[Start]

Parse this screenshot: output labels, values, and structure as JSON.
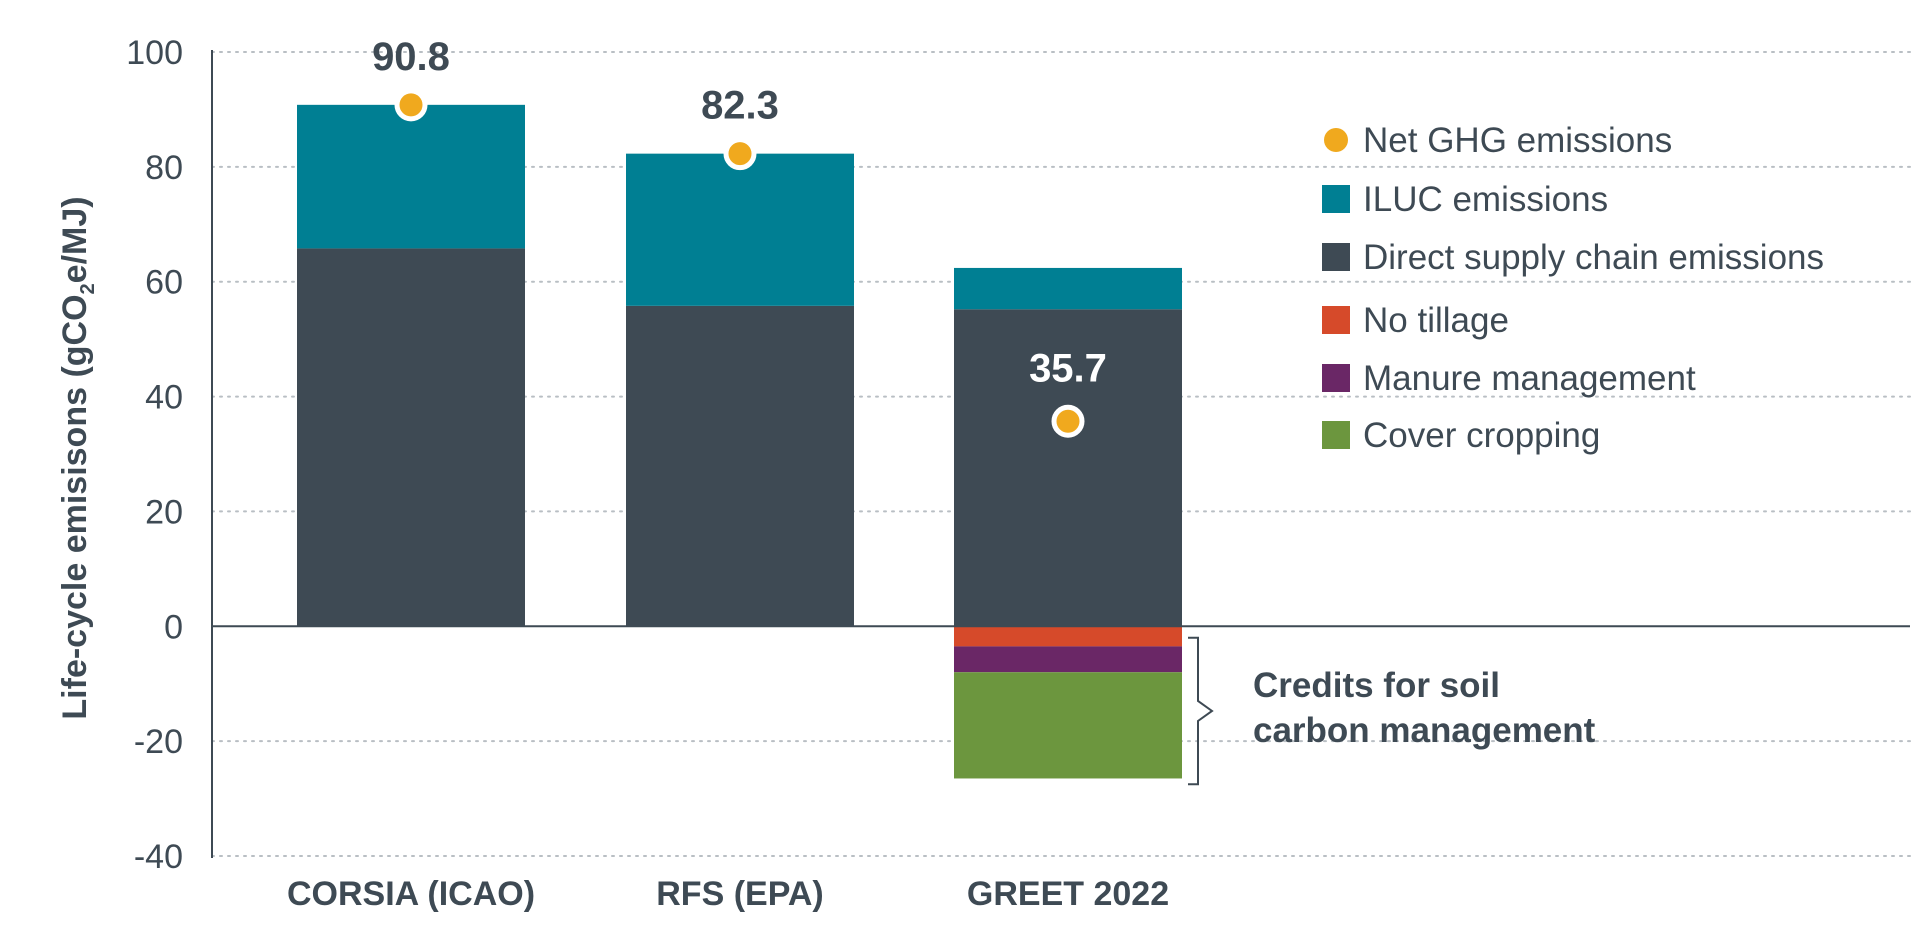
{
  "chart_data": {
    "type": "bar",
    "stacked": true,
    "title": "",
    "xlabel": "",
    "ylabel": {
      "prefix": "Life-cycle emisisons (gCO",
      "subscript": "2",
      "suffix": "e/MJ)"
    },
    "ylim": [
      -40,
      100
    ],
    "yticks": [
      100,
      80,
      60,
      40,
      20,
      0,
      -20,
      -40
    ],
    "grid": true,
    "legend_position": "top-right",
    "categories": [
      "CORSIA (ICAO)",
      "RFS (EPA)",
      "GREET 2022"
    ],
    "series": [
      {
        "name": "Direct supply chain emissions",
        "color": "#3e4a54",
        "values": [
          65.8,
          55.8,
          55.2
        ]
      },
      {
        "name": "ILUC emissions",
        "color": "#007f93",
        "values": [
          25.0,
          26.5,
          7.2
        ]
      },
      {
        "name": "No tillage",
        "color": "#d64a2a",
        "values": [
          0,
          0,
          -3.5
        ]
      },
      {
        "name": "Manure management",
        "color": "#6a2766",
        "values": [
          0,
          0,
          -4.5
        ]
      },
      {
        "name": "Cover cropping",
        "color": "#6c963e",
        "values": [
          0,
          0,
          -18.5
        ]
      }
    ],
    "net": {
      "name": "Net GHG emissions",
      "color": "#f0a91e",
      "values": [
        90.8,
        82.3,
        35.7
      ],
      "labels": [
        "90.8",
        "82.3",
        "35.7"
      ]
    },
    "legend": [
      {
        "name": "Net GHG emissions",
        "marker": "circle",
        "color": "#f0a91e"
      },
      {
        "name": "ILUC emissions",
        "marker": "square",
        "color": "#007f93"
      },
      {
        "name": "Direct supply chain emissions",
        "marker": "square",
        "color": "#3e4a54"
      },
      {
        "name": "No tillage",
        "marker": "square",
        "color": "#d64a2a"
      },
      {
        "name": "Manure management",
        "marker": "square",
        "color": "#6a2766"
      },
      {
        "name": "Cover cropping",
        "marker": "square",
        "color": "#6c963e"
      }
    ],
    "annotation": {
      "lines": [
        "Credits for soil",
        "carbon management"
      ]
    }
  }
}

[End]

◆ DIRECTIVE ◆
Write out every line above exactly as it is, leaving out the pictures.

◆ TASK RESULT ◆
Parse this screenshot: output labels, values, and structure as JSON.
{
  "chart_data": {
    "type": "bar",
    "stacked": true,
    "title": "",
    "xlabel": "",
    "ylabel": {
      "prefix": "Life-cycle emisisons (gCO",
      "subscript": "2",
      "suffix": "e/MJ)"
    },
    "ylim": [
      -40,
      100
    ],
    "yticks": [
      100,
      80,
      60,
      40,
      20,
      0,
      -20,
      -40
    ],
    "grid": true,
    "legend_position": "top-right",
    "categories": [
      "CORSIA (ICAO)",
      "RFS (EPA)",
      "GREET 2022"
    ],
    "series": [
      {
        "name": "Direct supply chain emissions",
        "color": "#3e4a54",
        "values": [
          65.8,
          55.8,
          55.2
        ]
      },
      {
        "name": "ILUC emissions",
        "color": "#007f93",
        "values": [
          25.0,
          26.5,
          7.2
        ]
      },
      {
        "name": "No tillage",
        "color": "#d64a2a",
        "values": [
          0,
          0,
          -3.5
        ]
      },
      {
        "name": "Manure management",
        "color": "#6a2766",
        "values": [
          0,
          0,
          -4.5
        ]
      },
      {
        "name": "Cover cropping",
        "color": "#6c963e",
        "values": [
          0,
          0,
          -18.5
        ]
      }
    ],
    "net": {
      "name": "Net GHG emissions",
      "color": "#f0a91e",
      "values": [
        90.8,
        82.3,
        35.7
      ],
      "labels": [
        "90.8",
        "82.3",
        "35.7"
      ]
    },
    "legend": [
      {
        "name": "Net GHG emissions",
        "marker": "circle",
        "color": "#f0a91e"
      },
      {
        "name": "ILUC emissions",
        "marker": "square",
        "color": "#007f93"
      },
      {
        "name": "Direct supply chain emissions",
        "marker": "square",
        "color": "#3e4a54"
      },
      {
        "name": "No tillage",
        "marker": "square",
        "color": "#d64a2a"
      },
      {
        "name": "Manure management",
        "marker": "square",
        "color": "#6a2766"
      },
      {
        "name": "Cover cropping",
        "marker": "square",
        "color": "#6c963e"
      }
    ],
    "annotation": {
      "lines": [
        "Credits for soil",
        "carbon management"
      ]
    }
  }
}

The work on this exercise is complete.